-- Challenge --
Count lines holding the string "Housing" in the data that follows. Reply with one number only.
=== Data section ===
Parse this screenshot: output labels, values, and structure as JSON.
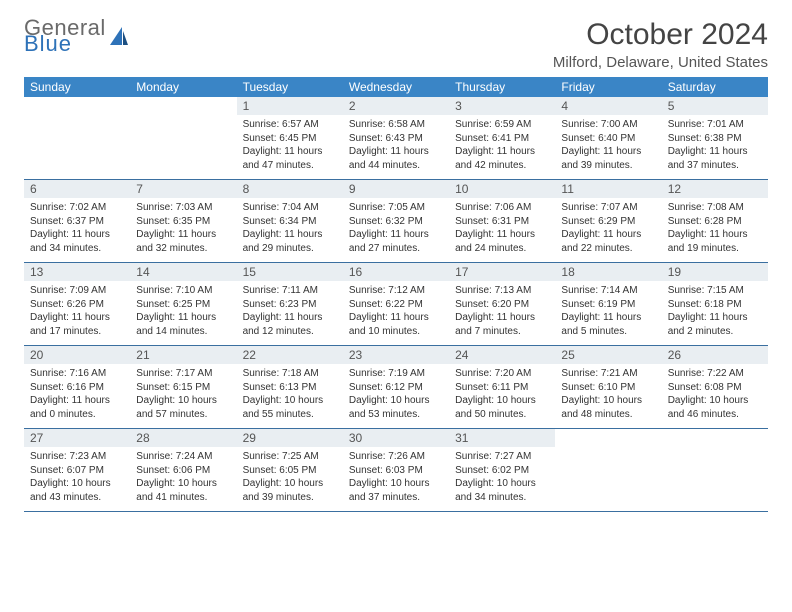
{
  "logo": {
    "general": "General",
    "blue": "Blue"
  },
  "title": "October 2024",
  "location": "Milford, Delaware, United States",
  "weekdays": [
    "Sunday",
    "Monday",
    "Tuesday",
    "Wednesday",
    "Thursday",
    "Friday",
    "Saturday"
  ],
  "colors": {
    "header_bg": "#3a85c6",
    "daynum_bg": "#e9eef2",
    "rule": "#3a6fa0",
    "logo_gray": "#6a6a6a",
    "logo_blue": "#2e72b8"
  },
  "weeks": [
    [
      {
        "n": "",
        "sunrise": "",
        "sunset": "",
        "daylight": ""
      },
      {
        "n": "",
        "sunrise": "",
        "sunset": "",
        "daylight": ""
      },
      {
        "n": "1",
        "sunrise": "Sunrise: 6:57 AM",
        "sunset": "Sunset: 6:45 PM",
        "daylight": "Daylight: 11 hours and 47 minutes."
      },
      {
        "n": "2",
        "sunrise": "Sunrise: 6:58 AM",
        "sunset": "Sunset: 6:43 PM",
        "daylight": "Daylight: 11 hours and 44 minutes."
      },
      {
        "n": "3",
        "sunrise": "Sunrise: 6:59 AM",
        "sunset": "Sunset: 6:41 PM",
        "daylight": "Daylight: 11 hours and 42 minutes."
      },
      {
        "n": "4",
        "sunrise": "Sunrise: 7:00 AM",
        "sunset": "Sunset: 6:40 PM",
        "daylight": "Daylight: 11 hours and 39 minutes."
      },
      {
        "n": "5",
        "sunrise": "Sunrise: 7:01 AM",
        "sunset": "Sunset: 6:38 PM",
        "daylight": "Daylight: 11 hours and 37 minutes."
      }
    ],
    [
      {
        "n": "6",
        "sunrise": "Sunrise: 7:02 AM",
        "sunset": "Sunset: 6:37 PM",
        "daylight": "Daylight: 11 hours and 34 minutes."
      },
      {
        "n": "7",
        "sunrise": "Sunrise: 7:03 AM",
        "sunset": "Sunset: 6:35 PM",
        "daylight": "Daylight: 11 hours and 32 minutes."
      },
      {
        "n": "8",
        "sunrise": "Sunrise: 7:04 AM",
        "sunset": "Sunset: 6:34 PM",
        "daylight": "Daylight: 11 hours and 29 minutes."
      },
      {
        "n": "9",
        "sunrise": "Sunrise: 7:05 AM",
        "sunset": "Sunset: 6:32 PM",
        "daylight": "Daylight: 11 hours and 27 minutes."
      },
      {
        "n": "10",
        "sunrise": "Sunrise: 7:06 AM",
        "sunset": "Sunset: 6:31 PM",
        "daylight": "Daylight: 11 hours and 24 minutes."
      },
      {
        "n": "11",
        "sunrise": "Sunrise: 7:07 AM",
        "sunset": "Sunset: 6:29 PM",
        "daylight": "Daylight: 11 hours and 22 minutes."
      },
      {
        "n": "12",
        "sunrise": "Sunrise: 7:08 AM",
        "sunset": "Sunset: 6:28 PM",
        "daylight": "Daylight: 11 hours and 19 minutes."
      }
    ],
    [
      {
        "n": "13",
        "sunrise": "Sunrise: 7:09 AM",
        "sunset": "Sunset: 6:26 PM",
        "daylight": "Daylight: 11 hours and 17 minutes."
      },
      {
        "n": "14",
        "sunrise": "Sunrise: 7:10 AM",
        "sunset": "Sunset: 6:25 PM",
        "daylight": "Daylight: 11 hours and 14 minutes."
      },
      {
        "n": "15",
        "sunrise": "Sunrise: 7:11 AM",
        "sunset": "Sunset: 6:23 PM",
        "daylight": "Daylight: 11 hours and 12 minutes."
      },
      {
        "n": "16",
        "sunrise": "Sunrise: 7:12 AM",
        "sunset": "Sunset: 6:22 PM",
        "daylight": "Daylight: 11 hours and 10 minutes."
      },
      {
        "n": "17",
        "sunrise": "Sunrise: 7:13 AM",
        "sunset": "Sunset: 6:20 PM",
        "daylight": "Daylight: 11 hours and 7 minutes."
      },
      {
        "n": "18",
        "sunrise": "Sunrise: 7:14 AM",
        "sunset": "Sunset: 6:19 PM",
        "daylight": "Daylight: 11 hours and 5 minutes."
      },
      {
        "n": "19",
        "sunrise": "Sunrise: 7:15 AM",
        "sunset": "Sunset: 6:18 PM",
        "daylight": "Daylight: 11 hours and 2 minutes."
      }
    ],
    [
      {
        "n": "20",
        "sunrise": "Sunrise: 7:16 AM",
        "sunset": "Sunset: 6:16 PM",
        "daylight": "Daylight: 11 hours and 0 minutes."
      },
      {
        "n": "21",
        "sunrise": "Sunrise: 7:17 AM",
        "sunset": "Sunset: 6:15 PM",
        "daylight": "Daylight: 10 hours and 57 minutes."
      },
      {
        "n": "22",
        "sunrise": "Sunrise: 7:18 AM",
        "sunset": "Sunset: 6:13 PM",
        "daylight": "Daylight: 10 hours and 55 minutes."
      },
      {
        "n": "23",
        "sunrise": "Sunrise: 7:19 AM",
        "sunset": "Sunset: 6:12 PM",
        "daylight": "Daylight: 10 hours and 53 minutes."
      },
      {
        "n": "24",
        "sunrise": "Sunrise: 7:20 AM",
        "sunset": "Sunset: 6:11 PM",
        "daylight": "Daylight: 10 hours and 50 minutes."
      },
      {
        "n": "25",
        "sunrise": "Sunrise: 7:21 AM",
        "sunset": "Sunset: 6:10 PM",
        "daylight": "Daylight: 10 hours and 48 minutes."
      },
      {
        "n": "26",
        "sunrise": "Sunrise: 7:22 AM",
        "sunset": "Sunset: 6:08 PM",
        "daylight": "Daylight: 10 hours and 46 minutes."
      }
    ],
    [
      {
        "n": "27",
        "sunrise": "Sunrise: 7:23 AM",
        "sunset": "Sunset: 6:07 PM",
        "daylight": "Daylight: 10 hours and 43 minutes."
      },
      {
        "n": "28",
        "sunrise": "Sunrise: 7:24 AM",
        "sunset": "Sunset: 6:06 PM",
        "daylight": "Daylight: 10 hours and 41 minutes."
      },
      {
        "n": "29",
        "sunrise": "Sunrise: 7:25 AM",
        "sunset": "Sunset: 6:05 PM",
        "daylight": "Daylight: 10 hours and 39 minutes."
      },
      {
        "n": "30",
        "sunrise": "Sunrise: 7:26 AM",
        "sunset": "Sunset: 6:03 PM",
        "daylight": "Daylight: 10 hours and 37 minutes."
      },
      {
        "n": "31",
        "sunrise": "Sunrise: 7:27 AM",
        "sunset": "Sunset: 6:02 PM",
        "daylight": "Daylight: 10 hours and 34 minutes."
      },
      {
        "n": "",
        "sunrise": "",
        "sunset": "",
        "daylight": ""
      },
      {
        "n": "",
        "sunrise": "",
        "sunset": "",
        "daylight": ""
      }
    ]
  ]
}
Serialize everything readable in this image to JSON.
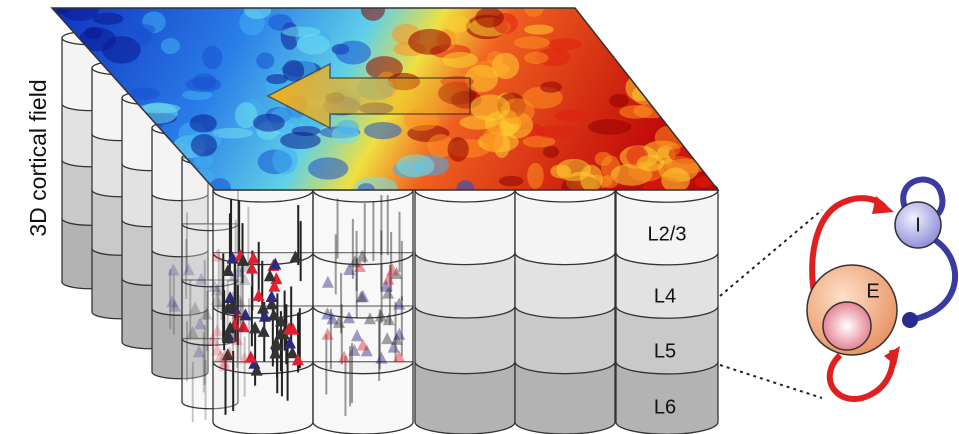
{
  "axis_label": "3D cortical field",
  "layers": [
    "L2/3",
    "L4",
    "L5",
    "L6"
  ],
  "circuit": {
    "inhibitory": "I",
    "excitatory": "E"
  }
}
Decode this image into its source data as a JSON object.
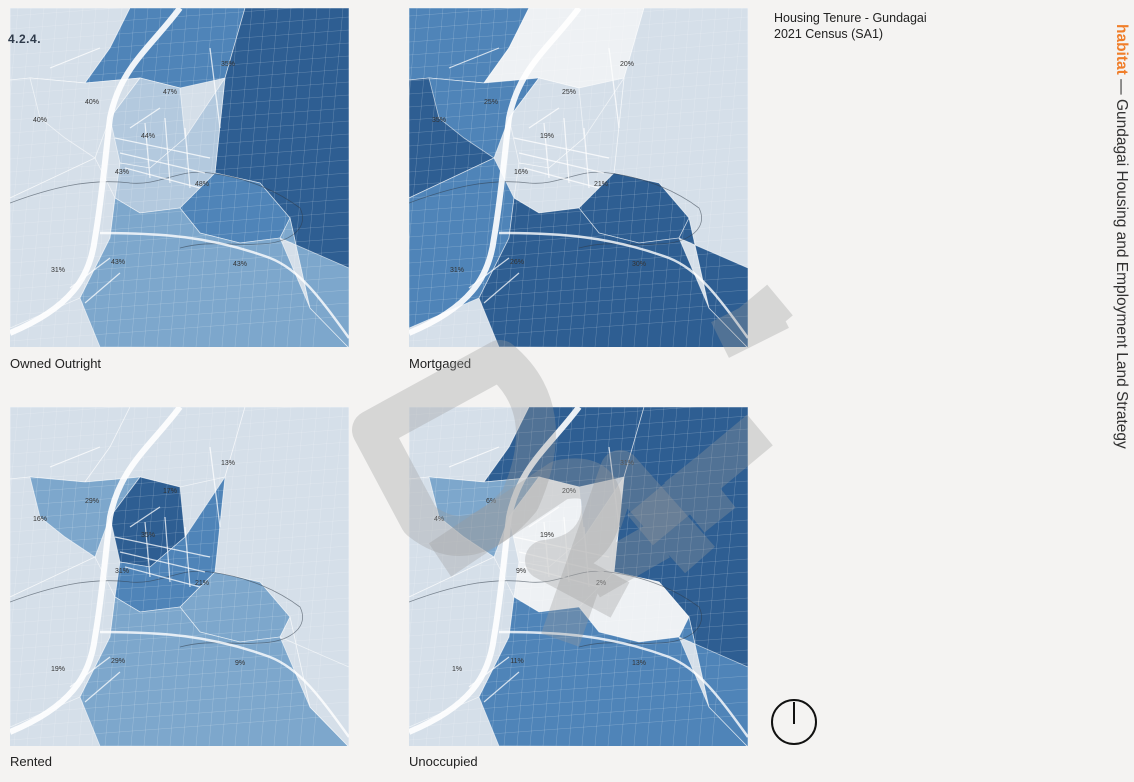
{
  "section_number": "4.2.4.",
  "title": {
    "line1": "Housing Tenure - Gundagai",
    "line2": "2021 Census (SA1)"
  },
  "side_label": {
    "brand": "habitat",
    "separator": " — ",
    "text": "Gundagai Housing and Employment Land Strategy"
  },
  "colors": {
    "brand": "#f07e2a",
    "ramp": [
      "#eef1f4",
      "#d5dfe9",
      "#b3c9de",
      "#7da7cc",
      "#4f84b8",
      "#2e5e92"
    ]
  },
  "icons": {
    "north": "north-arrow-icon"
  },
  "watermark": "DRAFT",
  "maps": [
    {
      "caption": "Owned Outright",
      "zones": {
        "nw": 1,
        "north": 4,
        "ne": 5,
        "west": 1,
        "core": 2,
        "center": 2,
        "east": 4,
        "sw": 1,
        "south": 3,
        "se": 3,
        "farw": 1
      },
      "labels": [
        "35%",
        "47%",
        "40%",
        "44%",
        "40%",
        "43%",
        "48%",
        "43%",
        "43%",
        "31%"
      ]
    },
    {
      "caption": "Mortgaged",
      "zones": {
        "nw": 4,
        "north": 0,
        "ne": 1,
        "west": 4,
        "core": 1,
        "center": 1,
        "east": 5,
        "sw": 4,
        "south": 5,
        "se": 5,
        "farw": 5
      },
      "labels": [
        "20%",
        "25%",
        "25%",
        "19%",
        "35%",
        "16%",
        "21%",
        "26%",
        "30%",
        "31%"
      ]
    },
    {
      "caption": "Rented",
      "zones": {
        "nw": 1,
        "north": 1,
        "ne": 1,
        "west": 3,
        "core": 5,
        "center": 4,
        "east": 3,
        "sw": 1,
        "south": 3,
        "se": 1,
        "farw": 1
      },
      "labels": [
        "13%",
        "17%",
        "29%",
        "35%",
        "16%",
        "31%",
        "21%",
        "29%",
        "9%",
        "19%"
      ]
    },
    {
      "caption": "Unoccupied",
      "zones": {
        "nw": 1,
        "north": 5,
        "ne": 5,
        "west": 3,
        "core": 0,
        "center": 0,
        "east": 0,
        "sw": 1,
        "south": 4,
        "se": 4,
        "farw": 1
      },
      "labels": [
        "31%",
        "20%",
        "6%",
        "19%",
        "4%",
        "9%",
        "2%",
        "11%",
        "13%",
        "1%"
      ]
    }
  ]
}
===
-- Task output --
2